*Required work*.
Go through the listing and write out all of it exactly.

# Records start

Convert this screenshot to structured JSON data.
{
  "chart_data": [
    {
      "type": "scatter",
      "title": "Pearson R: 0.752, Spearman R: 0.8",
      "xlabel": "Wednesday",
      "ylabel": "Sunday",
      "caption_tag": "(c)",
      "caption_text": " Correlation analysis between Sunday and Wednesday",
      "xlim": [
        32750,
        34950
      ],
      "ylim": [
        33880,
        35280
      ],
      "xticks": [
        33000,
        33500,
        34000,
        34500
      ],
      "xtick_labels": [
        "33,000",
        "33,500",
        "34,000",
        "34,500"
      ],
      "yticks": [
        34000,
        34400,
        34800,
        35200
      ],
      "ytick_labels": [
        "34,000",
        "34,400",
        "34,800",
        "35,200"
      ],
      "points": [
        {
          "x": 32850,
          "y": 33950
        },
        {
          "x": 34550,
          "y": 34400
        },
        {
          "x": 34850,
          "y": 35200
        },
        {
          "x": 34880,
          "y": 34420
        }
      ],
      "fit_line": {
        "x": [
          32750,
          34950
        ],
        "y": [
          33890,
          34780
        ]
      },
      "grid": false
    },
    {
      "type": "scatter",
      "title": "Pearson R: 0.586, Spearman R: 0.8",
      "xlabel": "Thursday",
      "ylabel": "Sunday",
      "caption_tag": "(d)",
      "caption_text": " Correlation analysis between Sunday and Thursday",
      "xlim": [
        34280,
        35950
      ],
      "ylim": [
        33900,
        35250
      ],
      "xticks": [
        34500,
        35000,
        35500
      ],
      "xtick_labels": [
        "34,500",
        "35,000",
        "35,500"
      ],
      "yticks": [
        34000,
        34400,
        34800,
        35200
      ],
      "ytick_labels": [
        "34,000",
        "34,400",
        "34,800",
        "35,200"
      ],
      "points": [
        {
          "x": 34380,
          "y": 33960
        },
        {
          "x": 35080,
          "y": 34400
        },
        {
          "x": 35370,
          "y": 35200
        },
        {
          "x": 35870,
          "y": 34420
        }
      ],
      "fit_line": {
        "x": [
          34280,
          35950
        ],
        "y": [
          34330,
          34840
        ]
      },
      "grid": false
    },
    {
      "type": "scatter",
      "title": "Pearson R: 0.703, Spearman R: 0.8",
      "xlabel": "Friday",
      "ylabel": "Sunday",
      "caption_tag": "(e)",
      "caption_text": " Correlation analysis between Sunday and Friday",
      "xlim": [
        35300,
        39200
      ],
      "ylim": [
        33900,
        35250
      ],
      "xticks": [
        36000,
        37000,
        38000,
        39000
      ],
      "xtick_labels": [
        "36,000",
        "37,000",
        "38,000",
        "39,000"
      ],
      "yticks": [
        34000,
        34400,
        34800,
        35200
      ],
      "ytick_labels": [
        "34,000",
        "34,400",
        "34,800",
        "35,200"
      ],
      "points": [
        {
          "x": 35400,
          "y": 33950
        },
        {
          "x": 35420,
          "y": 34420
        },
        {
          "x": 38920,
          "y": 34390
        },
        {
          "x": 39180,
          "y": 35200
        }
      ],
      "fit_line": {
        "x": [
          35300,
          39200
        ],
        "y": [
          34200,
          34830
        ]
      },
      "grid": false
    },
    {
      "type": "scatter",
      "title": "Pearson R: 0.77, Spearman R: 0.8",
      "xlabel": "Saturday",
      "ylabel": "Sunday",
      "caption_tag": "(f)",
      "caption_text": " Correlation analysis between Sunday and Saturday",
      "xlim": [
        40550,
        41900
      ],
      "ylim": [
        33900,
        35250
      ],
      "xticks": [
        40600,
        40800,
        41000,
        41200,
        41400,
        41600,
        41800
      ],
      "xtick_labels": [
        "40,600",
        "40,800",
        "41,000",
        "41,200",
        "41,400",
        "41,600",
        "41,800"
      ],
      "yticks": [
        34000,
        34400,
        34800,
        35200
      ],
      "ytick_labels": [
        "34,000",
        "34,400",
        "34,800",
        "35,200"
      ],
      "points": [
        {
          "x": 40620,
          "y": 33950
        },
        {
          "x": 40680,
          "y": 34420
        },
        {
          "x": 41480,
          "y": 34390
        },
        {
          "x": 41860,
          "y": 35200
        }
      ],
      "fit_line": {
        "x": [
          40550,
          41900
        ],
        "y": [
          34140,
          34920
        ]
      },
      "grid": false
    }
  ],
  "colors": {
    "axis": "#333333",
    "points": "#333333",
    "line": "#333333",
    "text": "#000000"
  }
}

# Records end

*Answer for this exercise*.
Convert this screenshot to structured JSON data.
{
  "chart_data": [
    {
      "type": "scatter",
      "title": "Pearson R: 0.752, Spearman R: 0.8",
      "xlabel": "Wednesday",
      "ylabel": "Sunday",
      "caption_tag": "(c)",
      "caption_text": " Correlation analysis between Sunday and Wednesday",
      "xlim": [
        32750,
        34950
      ],
      "ylim": [
        33880,
        35280
      ],
      "xticks": [
        33000,
        33500,
        34000,
        34500
      ],
      "xtick_labels": [
        "33,000",
        "33,500",
        "34,000",
        "34,500"
      ],
      "yticks": [
        34000,
        34400,
        34800,
        35200
      ],
      "ytick_labels": [
        "34,000",
        "34,400",
        "34,800",
        "35,200"
      ],
      "points": [
        {
          "x": 32850,
          "y": 33950
        },
        {
          "x": 34550,
          "y": 34400
        },
        {
          "x": 34850,
          "y": 35200
        },
        {
          "x": 34880,
          "y": 34420
        }
      ],
      "fit_line": {
        "x": [
          32750,
          34950
        ],
        "y": [
          33890,
          34780
        ]
      },
      "grid": false
    },
    {
      "type": "scatter",
      "title": "Pearson R: 0.586, Spearman R: 0.8",
      "xlabel": "Thursday",
      "ylabel": "Sunday",
      "caption_tag": "(d)",
      "caption_text": " Correlation analysis between Sunday and Thursday",
      "xlim": [
        34280,
        35950
      ],
      "ylim": [
        33900,
        35250
      ],
      "xticks": [
        34500,
        35000,
        35500
      ],
      "xtick_labels": [
        "34,500",
        "35,000",
        "35,500"
      ],
      "yticks": [
        34000,
        34400,
        34800,
        35200
      ],
      "ytick_labels": [
        "34,000",
        "34,400",
        "34,800",
        "35,200"
      ],
      "points": [
        {
          "x": 34380,
          "y": 33960
        },
        {
          "x": 35080,
          "y": 34400
        },
        {
          "x": 35370,
          "y": 35200
        },
        {
          "x": 35870,
          "y": 34420
        }
      ],
      "fit_line": {
        "x": [
          34280,
          35950
        ],
        "y": [
          34330,
          34840
        ]
      },
      "grid": false
    },
    {
      "type": "scatter",
      "title": "Pearson R: 0.703, Spearman R: 0.8",
      "xlabel": "Friday",
      "ylabel": "Sunday",
      "caption_tag": "(e)",
      "caption_text": " Correlation analysis between Sunday and Friday",
      "xlim": [
        35300,
        39200
      ],
      "ylim": [
        33900,
        35250
      ],
      "xticks": [
        36000,
        37000,
        38000,
        39000
      ],
      "xtick_labels": [
        "36,000",
        "37,000",
        "38,000",
        "39,000"
      ],
      "yticks": [
        34000,
        34400,
        34800,
        35200
      ],
      "ytick_labels": [
        "34,000",
        "34,400",
        "34,800",
        "35,200"
      ],
      "points": [
        {
          "x": 35400,
          "y": 33950
        },
        {
          "x": 35420,
          "y": 34420
        },
        {
          "x": 38920,
          "y": 34390
        },
        {
          "x": 39180,
          "y": 35200
        }
      ],
      "fit_line": {
        "x": [
          35300,
          39200
        ],
        "y": [
          34200,
          34830
        ]
      },
      "grid": false
    },
    {
      "type": "scatter",
      "title": "Pearson R: 0.77, Spearman R: 0.8",
      "xlabel": "Saturday",
      "ylabel": "Sunday",
      "caption_tag": "(f)",
      "caption_text": " Correlation analysis between Sunday and Saturday",
      "xlim": [
        40550,
        41900
      ],
      "ylim": [
        33900,
        35250
      ],
      "xticks": [
        40600,
        40800,
        41000,
        41200,
        41400,
        41600,
        41800
      ],
      "xtick_labels": [
        "40,600",
        "40,800",
        "41,000",
        "41,200",
        "41,400",
        "41,600",
        "41,800"
      ],
      "yticks": [
        34000,
        34400,
        34800,
        35200
      ],
      "ytick_labels": [
        "34,000",
        "34,400",
        "34,800",
        "35,200"
      ],
      "points": [
        {
          "x": 40620,
          "y": 33950
        },
        {
          "x": 40680,
          "y": 34420
        },
        {
          "x": 41480,
          "y": 34390
        },
        {
          "x": 41860,
          "y": 35200
        }
      ],
      "fit_line": {
        "x": [
          40550,
          41900
        ],
        "y": [
          34140,
          34920
        ]
      },
      "grid": false
    }
  ],
  "colors": {
    "axis": "#333333",
    "points": "#333333",
    "line": "#333333",
    "text": "#000000"
  }
}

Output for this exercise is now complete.